--- Task description ---
Beneath this sentence is a set of records; write each of them out exactly.

══ Dataset records

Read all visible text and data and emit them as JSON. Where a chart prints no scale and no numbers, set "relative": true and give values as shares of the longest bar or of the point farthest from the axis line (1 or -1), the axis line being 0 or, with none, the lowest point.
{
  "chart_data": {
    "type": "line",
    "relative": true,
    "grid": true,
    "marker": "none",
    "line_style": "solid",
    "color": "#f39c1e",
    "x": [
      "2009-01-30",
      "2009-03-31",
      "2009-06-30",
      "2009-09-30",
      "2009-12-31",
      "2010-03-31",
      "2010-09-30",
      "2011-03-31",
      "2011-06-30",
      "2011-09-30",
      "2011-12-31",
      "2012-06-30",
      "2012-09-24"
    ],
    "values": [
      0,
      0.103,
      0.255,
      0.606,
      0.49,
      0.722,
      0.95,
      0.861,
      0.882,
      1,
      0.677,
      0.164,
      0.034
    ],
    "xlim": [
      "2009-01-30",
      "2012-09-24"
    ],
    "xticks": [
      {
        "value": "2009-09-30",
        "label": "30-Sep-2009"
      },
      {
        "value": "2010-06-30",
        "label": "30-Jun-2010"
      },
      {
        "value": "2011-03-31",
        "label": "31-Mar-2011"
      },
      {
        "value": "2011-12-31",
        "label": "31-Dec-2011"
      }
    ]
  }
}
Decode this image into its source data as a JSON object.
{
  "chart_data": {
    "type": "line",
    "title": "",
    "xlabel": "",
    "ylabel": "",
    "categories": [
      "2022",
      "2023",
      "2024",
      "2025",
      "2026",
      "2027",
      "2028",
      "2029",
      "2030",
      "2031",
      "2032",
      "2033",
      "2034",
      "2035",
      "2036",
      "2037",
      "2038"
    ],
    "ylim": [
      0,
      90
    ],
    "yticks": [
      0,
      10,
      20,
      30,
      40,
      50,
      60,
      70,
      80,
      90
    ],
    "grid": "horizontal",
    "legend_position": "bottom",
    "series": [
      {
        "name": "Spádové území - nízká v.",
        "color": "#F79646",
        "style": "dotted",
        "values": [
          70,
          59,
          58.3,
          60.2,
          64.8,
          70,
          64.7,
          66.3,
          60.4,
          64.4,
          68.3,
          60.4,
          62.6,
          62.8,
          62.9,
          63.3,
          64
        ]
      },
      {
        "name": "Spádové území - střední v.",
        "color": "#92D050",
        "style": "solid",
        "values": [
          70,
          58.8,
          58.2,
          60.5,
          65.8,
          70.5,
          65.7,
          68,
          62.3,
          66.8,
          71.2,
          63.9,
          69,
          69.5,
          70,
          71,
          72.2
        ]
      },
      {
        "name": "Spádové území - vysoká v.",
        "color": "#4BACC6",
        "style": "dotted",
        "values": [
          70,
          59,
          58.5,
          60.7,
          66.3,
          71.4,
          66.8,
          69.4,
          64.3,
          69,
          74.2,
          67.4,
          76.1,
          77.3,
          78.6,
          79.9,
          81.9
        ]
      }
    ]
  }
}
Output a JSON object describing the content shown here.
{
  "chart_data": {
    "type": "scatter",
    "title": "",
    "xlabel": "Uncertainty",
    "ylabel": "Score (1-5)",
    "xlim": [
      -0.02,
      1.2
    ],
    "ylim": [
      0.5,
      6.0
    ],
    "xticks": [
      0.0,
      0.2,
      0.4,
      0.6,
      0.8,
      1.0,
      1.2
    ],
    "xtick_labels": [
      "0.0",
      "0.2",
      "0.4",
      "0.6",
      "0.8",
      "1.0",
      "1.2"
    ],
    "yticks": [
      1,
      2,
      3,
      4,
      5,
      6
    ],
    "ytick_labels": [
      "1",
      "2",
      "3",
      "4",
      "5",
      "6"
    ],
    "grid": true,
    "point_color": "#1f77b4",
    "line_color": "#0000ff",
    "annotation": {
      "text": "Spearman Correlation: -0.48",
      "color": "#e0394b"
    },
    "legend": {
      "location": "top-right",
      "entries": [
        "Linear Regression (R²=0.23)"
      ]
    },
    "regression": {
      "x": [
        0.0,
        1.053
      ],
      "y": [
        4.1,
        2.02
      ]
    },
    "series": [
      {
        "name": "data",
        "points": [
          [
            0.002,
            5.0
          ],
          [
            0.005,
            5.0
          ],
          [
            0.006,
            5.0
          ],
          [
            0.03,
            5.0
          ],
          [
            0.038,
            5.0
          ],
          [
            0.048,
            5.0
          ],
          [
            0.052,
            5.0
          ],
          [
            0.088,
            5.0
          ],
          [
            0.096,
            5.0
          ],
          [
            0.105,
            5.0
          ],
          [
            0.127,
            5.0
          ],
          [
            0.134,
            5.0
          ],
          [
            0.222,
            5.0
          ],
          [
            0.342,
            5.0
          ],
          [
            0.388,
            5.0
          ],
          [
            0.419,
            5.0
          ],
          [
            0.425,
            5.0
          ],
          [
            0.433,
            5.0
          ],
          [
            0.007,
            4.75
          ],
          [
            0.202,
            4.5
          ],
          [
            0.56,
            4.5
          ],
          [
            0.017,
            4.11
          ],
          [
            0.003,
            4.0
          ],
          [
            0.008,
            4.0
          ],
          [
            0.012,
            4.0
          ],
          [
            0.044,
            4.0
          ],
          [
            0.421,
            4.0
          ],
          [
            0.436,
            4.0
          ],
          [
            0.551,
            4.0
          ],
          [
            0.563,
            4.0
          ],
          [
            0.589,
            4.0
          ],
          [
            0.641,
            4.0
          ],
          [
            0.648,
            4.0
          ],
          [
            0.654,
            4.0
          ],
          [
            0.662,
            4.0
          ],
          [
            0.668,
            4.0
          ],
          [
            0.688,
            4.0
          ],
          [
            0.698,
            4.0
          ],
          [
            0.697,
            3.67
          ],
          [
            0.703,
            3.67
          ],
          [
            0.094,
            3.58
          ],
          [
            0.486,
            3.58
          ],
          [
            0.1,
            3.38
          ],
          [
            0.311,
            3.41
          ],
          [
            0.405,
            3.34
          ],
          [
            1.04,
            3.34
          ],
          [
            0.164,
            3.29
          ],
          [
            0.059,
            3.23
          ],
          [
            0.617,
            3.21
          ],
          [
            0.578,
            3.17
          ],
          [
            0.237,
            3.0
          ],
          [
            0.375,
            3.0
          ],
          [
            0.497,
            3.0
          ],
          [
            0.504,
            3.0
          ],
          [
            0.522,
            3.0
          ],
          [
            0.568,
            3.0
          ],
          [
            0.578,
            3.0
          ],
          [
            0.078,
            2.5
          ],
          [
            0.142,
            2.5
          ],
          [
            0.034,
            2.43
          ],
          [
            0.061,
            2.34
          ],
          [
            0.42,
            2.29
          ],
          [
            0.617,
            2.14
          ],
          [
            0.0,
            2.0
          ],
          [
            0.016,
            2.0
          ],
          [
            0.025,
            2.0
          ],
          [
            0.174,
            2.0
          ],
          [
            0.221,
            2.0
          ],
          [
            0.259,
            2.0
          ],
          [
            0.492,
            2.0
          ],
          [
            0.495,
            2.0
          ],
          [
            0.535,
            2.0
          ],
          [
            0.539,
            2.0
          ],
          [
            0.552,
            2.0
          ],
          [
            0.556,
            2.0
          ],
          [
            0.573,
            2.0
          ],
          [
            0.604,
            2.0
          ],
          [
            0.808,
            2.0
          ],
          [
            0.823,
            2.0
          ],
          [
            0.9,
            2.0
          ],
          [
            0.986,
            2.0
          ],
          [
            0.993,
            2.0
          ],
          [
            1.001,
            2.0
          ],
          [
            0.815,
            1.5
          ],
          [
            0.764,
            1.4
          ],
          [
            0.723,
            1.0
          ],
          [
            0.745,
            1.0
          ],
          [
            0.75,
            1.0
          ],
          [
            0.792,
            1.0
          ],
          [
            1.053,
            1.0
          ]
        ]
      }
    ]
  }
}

════

--- Result of this exercise ---
Read all visible text and data and emit them as JSON. Where a chart prints no scale and no numbers, set "relative": true and give values as shares of the longest bar or of the point farthest from the axis line (1 or -1), the axis line being 0 or, with none, the lowest point.
{
  "chart_data": {
    "type": "line",
    "relative": true,
    "grid": true,
    "marker": "none",
    "line_style": "solid",
    "color": "#f39c1e",
    "x": [
      "2009-01-30",
      "2009-03-31",
      "2009-06-30",
      "2009-09-30",
      "2009-12-31",
      "2010-03-31",
      "2010-09-30",
      "2011-03-31",
      "2011-06-30",
      "2011-09-30",
      "2011-12-31",
      "2012-06-30",
      "2012-09-24"
    ],
    "values": [
      0,
      0.103,
      0.255,
      0.606,
      0.49,
      0.722,
      0.95,
      0.861,
      0.882,
      1,
      0.677,
      0.164,
      0.034
    ],
    "xlim": [
      "2009-01-30",
      "2012-09-24"
    ],
    "xticks": [
      {
        "value": "2009-09-30",
        "label": "30-Sep-2009"
      },
      {
        "value": "2010-06-30",
        "label": "30-Jun-2010"
      },
      {
        "value": "2011-03-31",
        "label": "31-Mar-2011"
      },
      {
        "value": "2011-12-31",
        "label": "31-Dec-2011"
      }
    ]
  }
}
Decode this image into its source data as a JSON object.
{
  "chart_data": {
    "type": "line",
    "title": "",
    "xlabel": "",
    "ylabel": "",
    "categories": [
      "2022",
      "2023",
      "2024",
      "2025",
      "2026",
      "2027",
      "2028",
      "2029",
      "2030",
      "2031",
      "2032",
      "2033",
      "2034",
      "2035",
      "2036",
      "2037",
      "2038"
    ],
    "ylim": [
      0,
      90
    ],
    "yticks": [
      0,
      10,
      20,
      30,
      40,
      50,
      60,
      70,
      80,
      90
    ],
    "grid": "horizontal",
    "legend_position": "bottom",
    "series": [
      {
        "name": "Spádové území - nízká v.",
        "color": "#F79646",
        "style": "dotted",
        "values": [
          70,
          59,
          58.3,
          60.2,
          64.8,
          70,
          64.7,
          66.3,
          60.4,
          64.4,
          68.3,
          60.4,
          62.6,
          62.8,
          62.9,
          63.3,
          64
        ]
      },
      {
        "name": "Spádové území - střední v.",
        "color": "#92D050",
        "style": "solid",
        "values": [
          70,
          58.8,
          58.2,
          60.5,
          65.8,
          70.5,
          65.7,
          68,
          62.3,
          66.8,
          71.2,
          63.9,
          69,
          69.5,
          70,
          71,
          72.2
        ]
      },
      {
        "name": "Spádové území - vysoká v.",
        "color": "#4BACC6",
        "style": "dotted",
        "values": [
          70,
          59,
          58.5,
          60.7,
          66.3,
          71.4,
          66.8,
          69.4,
          64.3,
          69,
          74.2,
          67.4,
          76.1,
          77.3,
          78.6,
          79.9,
          81.9
        ]
      }
    ]
  }
}
Output a JSON object describing the content shown here.
{
  "chart_data": {
    "type": "scatter",
    "title": "",
    "xlabel": "Uncertainty",
    "ylabel": "Score (1-5)",
    "xlim": [
      -0.02,
      1.2
    ],
    "ylim": [
      0.5,
      6.0
    ],
    "xticks": [
      0.0,
      0.2,
      0.4,
      0.6,
      0.8,
      1.0,
      1.2
    ],
    "xtick_labels": [
      "0.0",
      "0.2",
      "0.4",
      "0.6",
      "0.8",
      "1.0",
      "1.2"
    ],
    "yticks": [
      1,
      2,
      3,
      4,
      5,
      6
    ],
    "ytick_labels": [
      "1",
      "2",
      "3",
      "4",
      "5",
      "6"
    ],
    "grid": true,
    "point_color": "#1f77b4",
    "line_color": "#0000ff",
    "annotation": {
      "text": "Spearman Correlation: -0.48",
      "color": "#e0394b"
    },
    "legend": {
      "location": "top-right",
      "entries": [
        "Linear Regression (R²=0.23)"
      ]
    },
    "regression": {
      "x": [
        0.0,
        1.053
      ],
      "y": [
        4.1,
        2.02
      ]
    },
    "series": [
      {
        "name": "data",
        "points": [
          [
            0.002,
            5.0
          ],
          [
            0.005,
            5.0
          ],
          [
            0.006,
            5.0
          ],
          [
            0.03,
            5.0
          ],
          [
            0.038,
            5.0
          ],
          [
            0.048,
            5.0
          ],
          [
            0.052,
            5.0
          ],
          [
            0.088,
            5.0
          ],
          [
            0.096,
            5.0
          ],
          [
            0.105,
            5.0
          ],
          [
            0.127,
            5.0
          ],
          [
            0.134,
            5.0
          ],
          [
            0.222,
            5.0
          ],
          [
            0.342,
            5.0
          ],
          [
            0.388,
            5.0
          ],
          [
            0.419,
            5.0
          ],
          [
            0.425,
            5.0
          ],
          [
            0.433,
            5.0
          ],
          [
            0.007,
            4.75
          ],
          [
            0.202,
            4.5
          ],
          [
            0.56,
            4.5
          ],
          [
            0.017,
            4.11
          ],
          [
            0.003,
            4.0
          ],
          [
            0.008,
            4.0
          ],
          [
            0.012,
            4.0
          ],
          [
            0.044,
            4.0
          ],
          [
            0.421,
            4.0
          ],
          [
            0.436,
            4.0
          ],
          [
            0.551,
            4.0
          ],
          [
            0.563,
            4.0
          ],
          [
            0.589,
            4.0
          ],
          [
            0.641,
            4.0
          ],
          [
            0.648,
            4.0
          ],
          [
            0.654,
            4.0
          ],
          [
            0.662,
            4.0
          ],
          [
            0.668,
            4.0
          ],
          [
            0.688,
            4.0
          ],
          [
            0.698,
            4.0
          ],
          [
            0.697,
            3.67
          ],
          [
            0.703,
            3.67
          ],
          [
            0.094,
            3.58
          ],
          [
            0.486,
            3.58
          ],
          [
            0.1,
            3.38
          ],
          [
            0.311,
            3.41
          ],
          [
            0.405,
            3.34
          ],
          [
            1.04,
            3.34
          ],
          [
            0.164,
            3.29
          ],
          [
            0.059,
            3.23
          ],
          [
            0.617,
            3.21
          ],
          [
            0.578,
            3.17
          ],
          [
            0.237,
            3.0
          ],
          [
            0.375,
            3.0
          ],
          [
            0.497,
            3.0
          ],
          [
            0.504,
            3.0
          ],
          [
            0.522,
            3.0
          ],
          [
            0.568,
            3.0
          ],
          [
            0.578,
            3.0
          ],
          [
            0.078,
            2.5
          ],
          [
            0.142,
            2.5
          ],
          [
            0.034,
            2.43
          ],
          [
            0.061,
            2.34
          ],
          [
            0.42,
            2.29
          ],
          [
            0.617,
            2.14
          ],
          [
            0.0,
            2.0
          ],
          [
            0.016,
            2.0
          ],
          [
            0.025,
            2.0
          ],
          [
            0.174,
            2.0
          ],
          [
            0.221,
            2.0
          ],
          [
            0.259,
            2.0
          ],
          [
            0.492,
            2.0
          ],
          [
            0.495,
            2.0
          ],
          [
            0.535,
            2.0
          ],
          [
            0.539,
            2.0
          ],
          [
            0.552,
            2.0
          ],
          [
            0.556,
            2.0
          ],
          [
            0.573,
            2.0
          ],
          [
            0.604,
            2.0
          ],
          [
            0.808,
            2.0
          ],
          [
            0.823,
            2.0
          ],
          [
            0.9,
            2.0
          ],
          [
            0.986,
            2.0
          ],
          [
            0.993,
            2.0
          ],
          [
            1.001,
            2.0
          ],
          [
            0.815,
            1.5
          ],
          [
            0.764,
            1.4
          ],
          [
            0.723,
            1.0
          ],
          [
            0.745,
            1.0
          ],
          [
            0.75,
            1.0
          ],
          [
            0.792,
            1.0
          ],
          [
            1.053,
            1.0
          ]
        ]
      }
    ]
  }
}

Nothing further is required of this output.